Set down the material once more, exactly as it appears.

** Start of LISTING **

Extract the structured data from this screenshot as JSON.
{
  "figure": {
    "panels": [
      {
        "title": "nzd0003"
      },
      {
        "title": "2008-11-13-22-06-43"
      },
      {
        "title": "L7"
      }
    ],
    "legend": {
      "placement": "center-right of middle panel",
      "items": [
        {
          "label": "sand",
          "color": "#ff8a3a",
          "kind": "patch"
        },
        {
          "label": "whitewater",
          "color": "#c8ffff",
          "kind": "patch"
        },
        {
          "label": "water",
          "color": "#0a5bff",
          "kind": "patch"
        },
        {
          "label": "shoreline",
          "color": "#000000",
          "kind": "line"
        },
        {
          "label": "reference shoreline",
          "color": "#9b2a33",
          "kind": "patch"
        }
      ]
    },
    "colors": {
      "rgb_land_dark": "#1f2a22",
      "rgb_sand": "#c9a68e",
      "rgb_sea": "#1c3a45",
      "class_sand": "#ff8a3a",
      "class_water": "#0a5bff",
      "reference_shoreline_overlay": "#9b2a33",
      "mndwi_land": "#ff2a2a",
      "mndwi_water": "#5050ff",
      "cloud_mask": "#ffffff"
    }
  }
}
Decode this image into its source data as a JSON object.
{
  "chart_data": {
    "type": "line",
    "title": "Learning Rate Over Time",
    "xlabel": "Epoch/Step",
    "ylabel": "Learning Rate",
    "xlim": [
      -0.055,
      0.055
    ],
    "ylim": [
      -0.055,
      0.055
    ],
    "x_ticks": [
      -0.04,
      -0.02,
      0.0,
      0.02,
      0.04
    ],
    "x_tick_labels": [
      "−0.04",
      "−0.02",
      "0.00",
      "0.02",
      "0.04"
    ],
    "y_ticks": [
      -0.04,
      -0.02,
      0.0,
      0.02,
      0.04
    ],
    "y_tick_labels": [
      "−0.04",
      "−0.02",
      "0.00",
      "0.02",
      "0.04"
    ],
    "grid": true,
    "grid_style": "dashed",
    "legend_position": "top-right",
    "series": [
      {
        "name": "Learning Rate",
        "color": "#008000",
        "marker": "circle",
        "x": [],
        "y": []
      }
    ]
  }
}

** End of LISTING **

» **CORRECT RESULT**:
Extract the structured data from this screenshot as JSON.
{
  "figure": {
    "panels": [
      {
        "title": "nzd0003"
      },
      {
        "title": "2008-11-13-22-06-43"
      },
      {
        "title": "L7"
      }
    ],
    "legend": {
      "placement": "center-right of middle panel",
      "items": [
        {
          "label": "sand",
          "color": "#ff8a3a",
          "kind": "patch"
        },
        {
          "label": "whitewater",
          "color": "#c8ffff",
          "kind": "patch"
        },
        {
          "label": "water",
          "color": "#0a5bff",
          "kind": "patch"
        },
        {
          "label": "shoreline",
          "color": "#000000",
          "kind": "line"
        },
        {
          "label": "reference shoreline",
          "color": "#9b2a33",
          "kind": "patch"
        }
      ]
    },
    "colors": {
      "rgb_land_dark": "#1f2a22",
      "rgb_sand": "#c9a68e",
      "rgb_sea": "#1c3a45",
      "class_sand": "#ff8a3a",
      "class_water": "#0a5bff",
      "reference_shoreline_overlay": "#9b2a33",
      "mndwi_land": "#ff2a2a",
      "mndwi_water": "#5050ff",
      "cloud_mask": "#ffffff"
    }
  }
}
Decode this image into its source data as a JSON object.
{
  "chart_data": {
    "type": "line",
    "title": "Learning Rate Over Time",
    "xlabel": "Epoch/Step",
    "ylabel": "Learning Rate",
    "xlim": [
      -0.055,
      0.055
    ],
    "ylim": [
      -0.055,
      0.055
    ],
    "x_ticks": [
      -0.04,
      -0.02,
      0.0,
      0.02,
      0.04
    ],
    "x_tick_labels": [
      "−0.04",
      "−0.02",
      "0.00",
      "0.02",
      "0.04"
    ],
    "y_ticks": [
      -0.04,
      -0.02,
      0.0,
      0.02,
      0.04
    ],
    "y_tick_labels": [
      "−0.04",
      "−0.02",
      "0.00",
      "0.02",
      "0.04"
    ],
    "grid": true,
    "grid_style": "dashed",
    "legend_position": "top-right",
    "series": [
      {
        "name": "Learning Rate",
        "color": "#008000",
        "marker": "circle",
        "x": [],
        "y": []
      }
    ]
  }
}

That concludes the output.